— start Provided records —
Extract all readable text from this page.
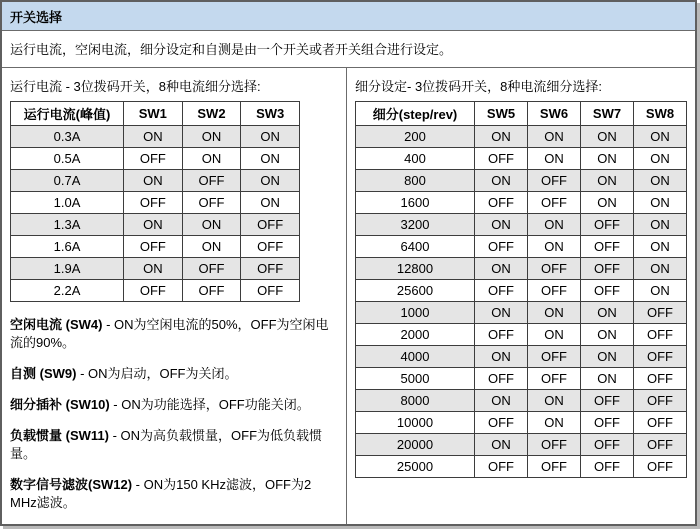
开关选择
运行电流，空闲电流，细分设定和自测是由一个开关或者开关组合进行设定。
运行电流 - 3位拨码开关，8种电流细分选择:
运行电流(峰值)	SW1	SW2	SW3
0.3A	ON	ON	ON
0.5A	OFF	ON	ON
0.7A	ON	OFF	ON
1.0A	OFF	OFF	ON
1.3A	ON	ON	OFF
1.6A	OFF	ON	OFF
1.9A	ON	OFF	OFF
2.2A	OFF	OFF	OFF

空闲电流 (SW4) - ON为空闲电流的50%，OFF为空闲电流的90%。

自测 (SW9) - ON为启动，OFF为关闭。

细分插补 (SW10) - ON为功能选择，OFF功能关闭。

负载惯量 (SW11) - ON为高负载惯量，OFF为低负载惯量。

数字信号滤波(SW12) - ON为150 KHz滤波，OFF为2 MHz滤波。

细分设定- 3位拨码开关，8种电流细分选择:
细分(step/rev)	SW5	SW6	SW7	SW8
200	ON	ON	ON	ON
400	OFF	ON	ON	ON
800	ON	OFF	ON	ON
1600	OFF	OFF	ON	ON
3200	ON	ON	OFF	ON
6400	OFF	ON	OFF	ON
12800	ON	OFF	OFF	ON
25600	OFF	OFF	OFF	ON
1000	ON	ON	ON	OFF
2000	OFF	ON	ON	OFF
4000	ON	OFF	ON	OFF
5000	OFF	OFF	ON	OFF
8000	ON	ON	OFF	OFF
10000	OFF	ON	OFF	OFF
20000	ON	OFF	OFF	OFF
25000	OFF	OFF	OFF	OFF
— end Provided records —
### Task requirements
Return the material exactly as given, apart from the pictures.

### Answer to the problem
Extract all readable text from this page.
开关选择
运行电流，空闲电流，细分设定和自测是由一个开关或者开关组合进行设定。
运行电流 - 3位拨码开关，8种电流细分选择:
运行电流(峰值)	SW1	SW2	SW3
0.3A	ON	ON	ON
0.5A	OFF	ON	ON
0.7A	ON	OFF	ON
1.0A	OFF	OFF	ON
1.3A	ON	ON	OFF
1.6A	OFF	ON	OFF
1.9A	ON	OFF	OFF
2.2A	OFF	OFF	OFF

空闲电流 (SW4) - ON为空闲电流的50%，OFF为空闲电流的90%。

自测 (SW9) - ON为启动，OFF为关闭。

细分插补 (SW10) - ON为功能选择，OFF功能关闭。

负载惯量 (SW11) - ON为高负载惯量，OFF为低负载惯量。

数字信号滤波(SW12) - ON为150 KHz滤波，OFF为2 MHz滤波。

细分设定- 3位拨码开关，8种电流细分选择:
细分(step/rev)	SW5	SW6	SW7	SW8
200	ON	ON	ON	ON
400	OFF	ON	ON	ON
800	ON	OFF	ON	ON
1600	OFF	OFF	ON	ON
3200	ON	ON	OFF	ON
6400	OFF	ON	OFF	ON
12800	ON	OFF	OFF	ON
25600	OFF	OFF	OFF	ON
1000	ON	ON	ON	OFF
2000	OFF	ON	ON	OFF
4000	ON	OFF	ON	OFF
5000	OFF	OFF	ON	OFF
8000	ON	ON	OFF	OFF
10000	OFF	ON	OFF	OFF
20000	ON	OFF	OFF	OFF
25000	OFF	OFF	OFF	OFF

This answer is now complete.